• Raw data:

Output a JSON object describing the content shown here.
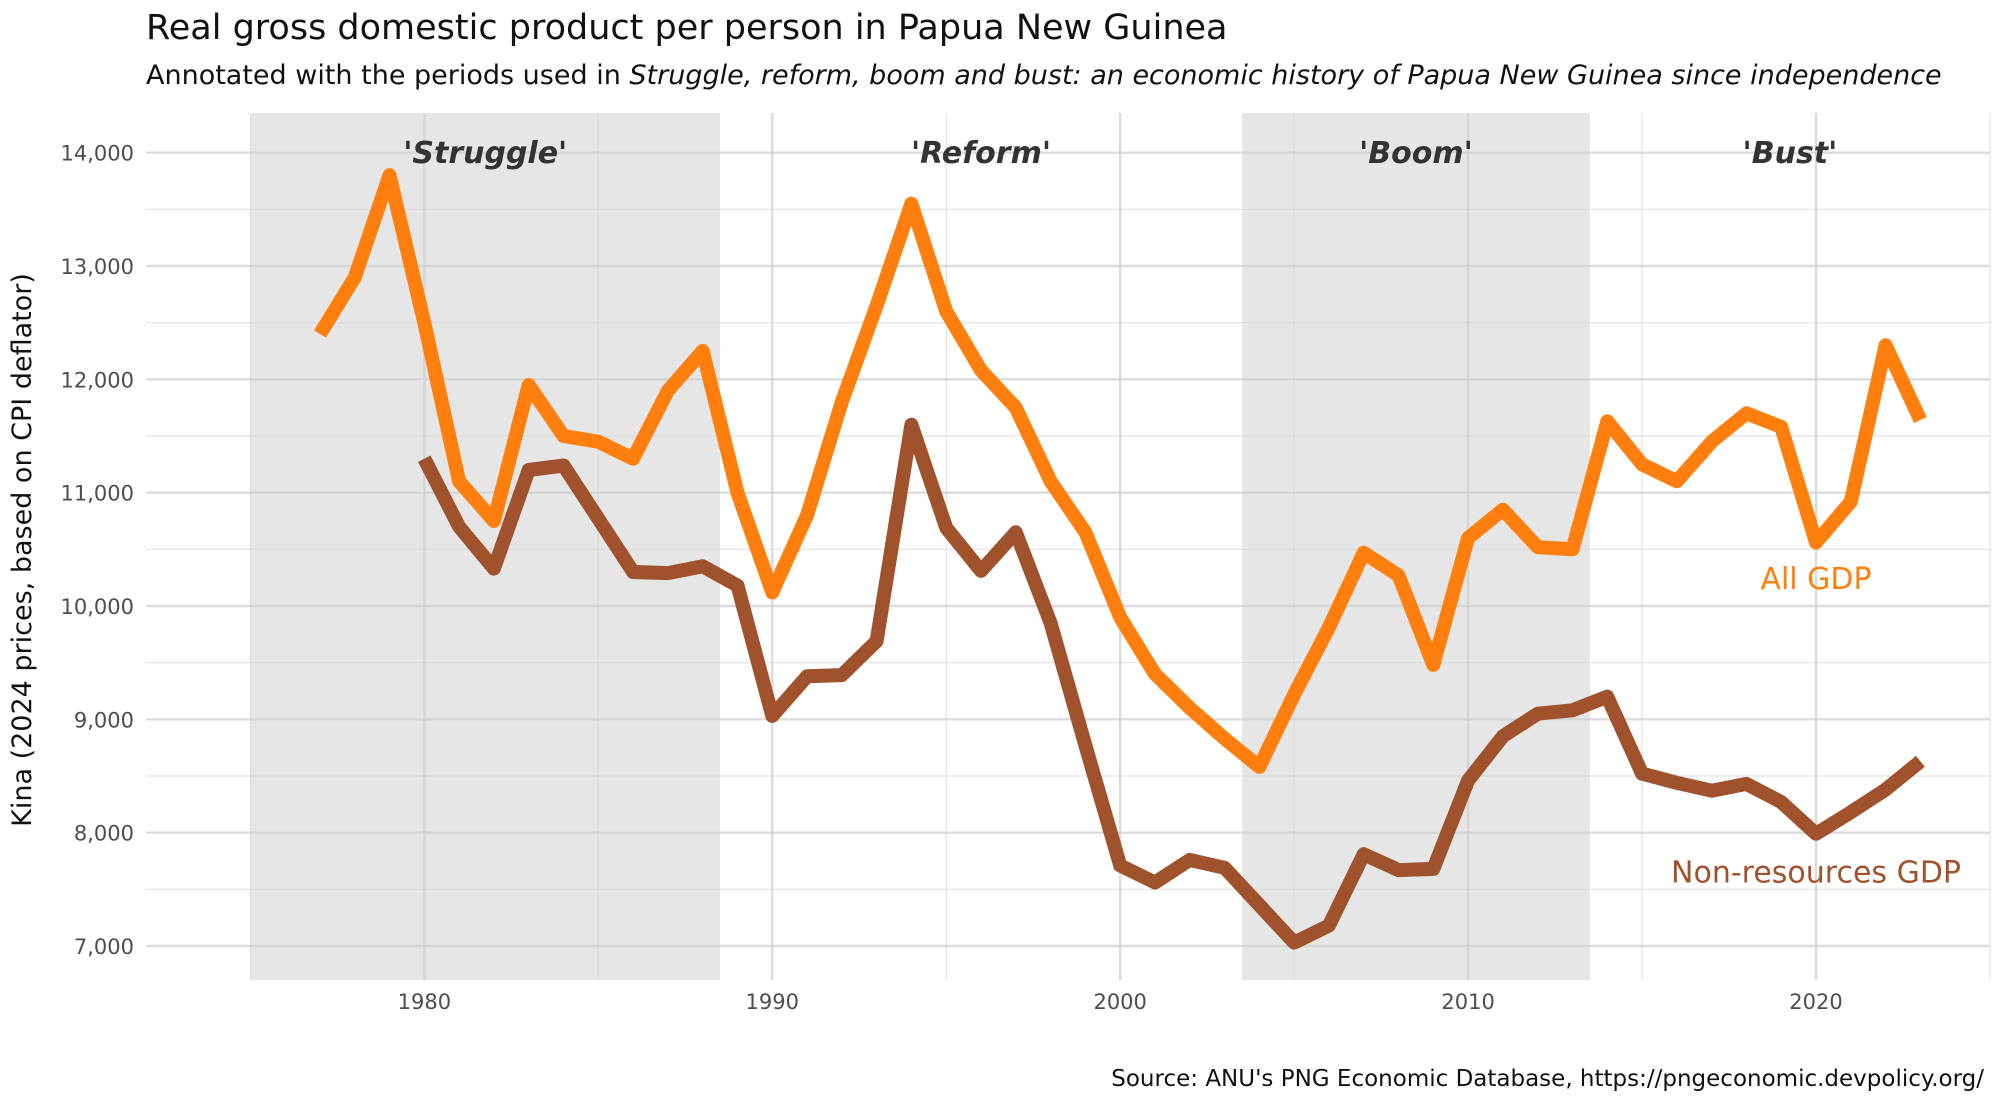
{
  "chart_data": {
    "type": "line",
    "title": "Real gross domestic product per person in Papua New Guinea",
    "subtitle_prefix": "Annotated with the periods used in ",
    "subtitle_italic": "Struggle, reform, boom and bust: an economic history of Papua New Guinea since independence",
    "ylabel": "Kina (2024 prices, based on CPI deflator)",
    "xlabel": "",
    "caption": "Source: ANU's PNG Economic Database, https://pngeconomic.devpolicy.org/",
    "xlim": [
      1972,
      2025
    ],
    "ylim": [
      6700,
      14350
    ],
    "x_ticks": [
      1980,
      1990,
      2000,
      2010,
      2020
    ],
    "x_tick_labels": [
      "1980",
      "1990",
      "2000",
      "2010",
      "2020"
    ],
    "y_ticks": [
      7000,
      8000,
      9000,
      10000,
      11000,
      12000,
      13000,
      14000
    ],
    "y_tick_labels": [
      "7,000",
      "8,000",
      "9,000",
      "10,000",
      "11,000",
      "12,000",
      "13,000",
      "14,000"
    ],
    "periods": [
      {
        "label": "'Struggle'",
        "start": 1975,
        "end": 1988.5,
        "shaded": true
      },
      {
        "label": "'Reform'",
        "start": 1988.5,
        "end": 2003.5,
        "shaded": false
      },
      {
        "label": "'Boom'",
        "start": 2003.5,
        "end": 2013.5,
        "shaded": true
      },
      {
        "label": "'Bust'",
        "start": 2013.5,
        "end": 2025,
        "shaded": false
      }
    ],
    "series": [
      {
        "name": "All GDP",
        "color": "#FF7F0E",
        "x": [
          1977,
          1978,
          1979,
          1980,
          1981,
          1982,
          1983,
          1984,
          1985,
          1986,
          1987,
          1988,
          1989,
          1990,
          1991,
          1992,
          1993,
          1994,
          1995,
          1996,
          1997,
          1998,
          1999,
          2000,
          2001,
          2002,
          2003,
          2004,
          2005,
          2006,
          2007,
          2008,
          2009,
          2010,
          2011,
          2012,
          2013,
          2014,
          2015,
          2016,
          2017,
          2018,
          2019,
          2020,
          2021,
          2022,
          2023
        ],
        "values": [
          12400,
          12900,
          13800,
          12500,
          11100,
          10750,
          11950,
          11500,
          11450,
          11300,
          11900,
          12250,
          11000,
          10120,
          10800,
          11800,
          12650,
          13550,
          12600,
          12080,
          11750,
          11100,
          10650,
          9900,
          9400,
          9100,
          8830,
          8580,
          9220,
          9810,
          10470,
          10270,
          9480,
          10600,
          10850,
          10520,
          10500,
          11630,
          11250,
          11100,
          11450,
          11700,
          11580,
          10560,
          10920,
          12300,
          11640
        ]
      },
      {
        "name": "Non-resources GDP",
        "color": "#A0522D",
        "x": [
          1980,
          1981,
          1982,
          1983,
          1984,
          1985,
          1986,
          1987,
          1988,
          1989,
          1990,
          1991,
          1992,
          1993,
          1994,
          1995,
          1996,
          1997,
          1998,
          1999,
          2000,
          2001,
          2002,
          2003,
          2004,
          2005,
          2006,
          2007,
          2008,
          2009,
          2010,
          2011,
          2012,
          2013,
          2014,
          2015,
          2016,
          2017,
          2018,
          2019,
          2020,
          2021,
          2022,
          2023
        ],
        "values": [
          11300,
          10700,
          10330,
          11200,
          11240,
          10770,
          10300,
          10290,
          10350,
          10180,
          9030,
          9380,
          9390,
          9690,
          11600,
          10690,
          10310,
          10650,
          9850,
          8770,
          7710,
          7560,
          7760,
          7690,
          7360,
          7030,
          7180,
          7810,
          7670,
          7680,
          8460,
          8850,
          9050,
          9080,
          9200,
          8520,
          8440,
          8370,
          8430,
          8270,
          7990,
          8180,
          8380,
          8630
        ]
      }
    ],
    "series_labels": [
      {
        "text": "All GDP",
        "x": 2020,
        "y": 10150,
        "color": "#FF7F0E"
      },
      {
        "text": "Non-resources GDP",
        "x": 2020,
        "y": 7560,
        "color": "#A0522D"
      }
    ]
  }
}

• Task instructions: Extract every line containing the string "color" from the data above.

• Worked answer:
        "color": "#FF7F0E",
        "color": "#A0522D",
        "color": "#FF7F0E"
        "color": "#A0522D"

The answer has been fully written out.